Filter the records below and copy every line containing the word "ylabel".

# START OF Provided data

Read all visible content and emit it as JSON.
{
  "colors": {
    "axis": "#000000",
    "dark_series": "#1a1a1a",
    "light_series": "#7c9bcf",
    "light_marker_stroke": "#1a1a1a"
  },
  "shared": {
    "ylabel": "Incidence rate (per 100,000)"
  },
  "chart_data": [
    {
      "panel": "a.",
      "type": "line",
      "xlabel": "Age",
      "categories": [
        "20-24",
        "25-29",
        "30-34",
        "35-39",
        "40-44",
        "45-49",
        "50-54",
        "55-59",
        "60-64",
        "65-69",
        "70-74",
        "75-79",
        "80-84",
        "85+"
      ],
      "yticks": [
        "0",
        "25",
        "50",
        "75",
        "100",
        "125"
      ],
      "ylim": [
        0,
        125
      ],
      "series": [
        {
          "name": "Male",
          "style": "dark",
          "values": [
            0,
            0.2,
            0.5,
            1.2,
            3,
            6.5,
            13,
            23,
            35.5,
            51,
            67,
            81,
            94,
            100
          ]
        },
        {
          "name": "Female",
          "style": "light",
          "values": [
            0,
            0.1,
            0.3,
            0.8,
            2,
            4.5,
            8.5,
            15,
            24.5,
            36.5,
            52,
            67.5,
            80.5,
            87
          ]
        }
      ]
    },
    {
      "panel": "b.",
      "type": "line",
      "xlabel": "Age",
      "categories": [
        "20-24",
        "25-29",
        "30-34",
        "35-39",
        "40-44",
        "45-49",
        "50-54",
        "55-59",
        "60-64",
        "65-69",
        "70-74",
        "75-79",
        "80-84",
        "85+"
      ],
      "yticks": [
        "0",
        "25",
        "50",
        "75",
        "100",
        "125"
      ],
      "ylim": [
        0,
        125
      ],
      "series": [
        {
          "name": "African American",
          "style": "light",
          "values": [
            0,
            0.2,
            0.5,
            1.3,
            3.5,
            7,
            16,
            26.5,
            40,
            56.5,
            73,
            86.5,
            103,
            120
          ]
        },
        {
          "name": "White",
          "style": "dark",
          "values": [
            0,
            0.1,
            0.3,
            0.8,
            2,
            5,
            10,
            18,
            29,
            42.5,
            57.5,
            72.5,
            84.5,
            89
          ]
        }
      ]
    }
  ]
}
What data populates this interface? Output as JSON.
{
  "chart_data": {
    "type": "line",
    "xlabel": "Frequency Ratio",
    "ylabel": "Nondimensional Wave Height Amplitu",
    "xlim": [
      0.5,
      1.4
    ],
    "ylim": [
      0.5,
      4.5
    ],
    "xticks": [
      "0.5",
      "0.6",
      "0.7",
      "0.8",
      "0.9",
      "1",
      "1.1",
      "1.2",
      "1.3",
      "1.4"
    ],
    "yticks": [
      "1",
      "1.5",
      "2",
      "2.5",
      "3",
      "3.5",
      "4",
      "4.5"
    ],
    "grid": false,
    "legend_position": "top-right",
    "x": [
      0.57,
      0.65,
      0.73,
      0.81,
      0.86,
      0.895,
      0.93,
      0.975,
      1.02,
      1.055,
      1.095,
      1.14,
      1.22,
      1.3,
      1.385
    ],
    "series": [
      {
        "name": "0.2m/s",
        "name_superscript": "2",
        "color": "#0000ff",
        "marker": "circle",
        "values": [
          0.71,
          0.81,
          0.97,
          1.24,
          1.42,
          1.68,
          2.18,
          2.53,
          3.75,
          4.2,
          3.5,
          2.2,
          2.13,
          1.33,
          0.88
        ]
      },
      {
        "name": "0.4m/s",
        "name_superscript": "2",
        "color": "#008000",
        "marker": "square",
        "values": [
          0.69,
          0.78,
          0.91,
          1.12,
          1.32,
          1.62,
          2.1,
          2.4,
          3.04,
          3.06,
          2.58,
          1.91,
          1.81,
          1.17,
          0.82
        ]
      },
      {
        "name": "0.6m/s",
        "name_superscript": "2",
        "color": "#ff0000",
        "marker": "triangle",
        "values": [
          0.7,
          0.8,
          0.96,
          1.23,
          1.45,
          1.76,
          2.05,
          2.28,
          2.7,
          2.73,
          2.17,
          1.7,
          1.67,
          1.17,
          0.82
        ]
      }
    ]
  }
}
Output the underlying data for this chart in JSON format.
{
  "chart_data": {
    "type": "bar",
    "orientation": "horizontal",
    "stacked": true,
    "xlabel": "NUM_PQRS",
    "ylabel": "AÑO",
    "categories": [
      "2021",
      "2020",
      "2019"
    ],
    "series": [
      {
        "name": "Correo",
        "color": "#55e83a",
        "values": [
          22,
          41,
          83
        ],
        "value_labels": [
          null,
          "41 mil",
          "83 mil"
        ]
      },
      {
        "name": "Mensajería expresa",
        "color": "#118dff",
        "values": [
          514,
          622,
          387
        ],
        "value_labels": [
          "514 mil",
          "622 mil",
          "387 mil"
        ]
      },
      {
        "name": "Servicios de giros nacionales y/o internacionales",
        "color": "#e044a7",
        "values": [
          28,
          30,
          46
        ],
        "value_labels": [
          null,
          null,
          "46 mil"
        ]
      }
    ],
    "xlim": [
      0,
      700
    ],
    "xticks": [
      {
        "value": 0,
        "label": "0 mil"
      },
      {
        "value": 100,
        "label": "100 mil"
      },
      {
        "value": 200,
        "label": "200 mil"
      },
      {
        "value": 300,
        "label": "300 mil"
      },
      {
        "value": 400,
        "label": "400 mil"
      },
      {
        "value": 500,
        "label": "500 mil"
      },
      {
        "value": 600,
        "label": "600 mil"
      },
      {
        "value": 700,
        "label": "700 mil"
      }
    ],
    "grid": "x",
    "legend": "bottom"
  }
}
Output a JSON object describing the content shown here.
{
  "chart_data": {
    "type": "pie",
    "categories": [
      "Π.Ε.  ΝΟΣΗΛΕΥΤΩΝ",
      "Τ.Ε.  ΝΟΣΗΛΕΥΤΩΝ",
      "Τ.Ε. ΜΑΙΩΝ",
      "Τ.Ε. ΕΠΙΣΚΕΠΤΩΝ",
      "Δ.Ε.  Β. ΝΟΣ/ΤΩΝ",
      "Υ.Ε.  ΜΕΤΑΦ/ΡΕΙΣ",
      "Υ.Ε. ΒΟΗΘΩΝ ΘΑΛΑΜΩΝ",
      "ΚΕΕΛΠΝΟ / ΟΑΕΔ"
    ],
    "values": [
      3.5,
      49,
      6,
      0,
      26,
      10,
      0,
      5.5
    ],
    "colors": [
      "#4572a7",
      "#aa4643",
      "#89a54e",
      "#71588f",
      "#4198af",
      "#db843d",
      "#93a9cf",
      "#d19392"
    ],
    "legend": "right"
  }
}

# END OF Provided data

Result —
    "ylabel": "Incidence rate (per 100,000)"
    "ylabel": "Nondimensional Wave Height Amplitu",
    "ylabel": "AÑO",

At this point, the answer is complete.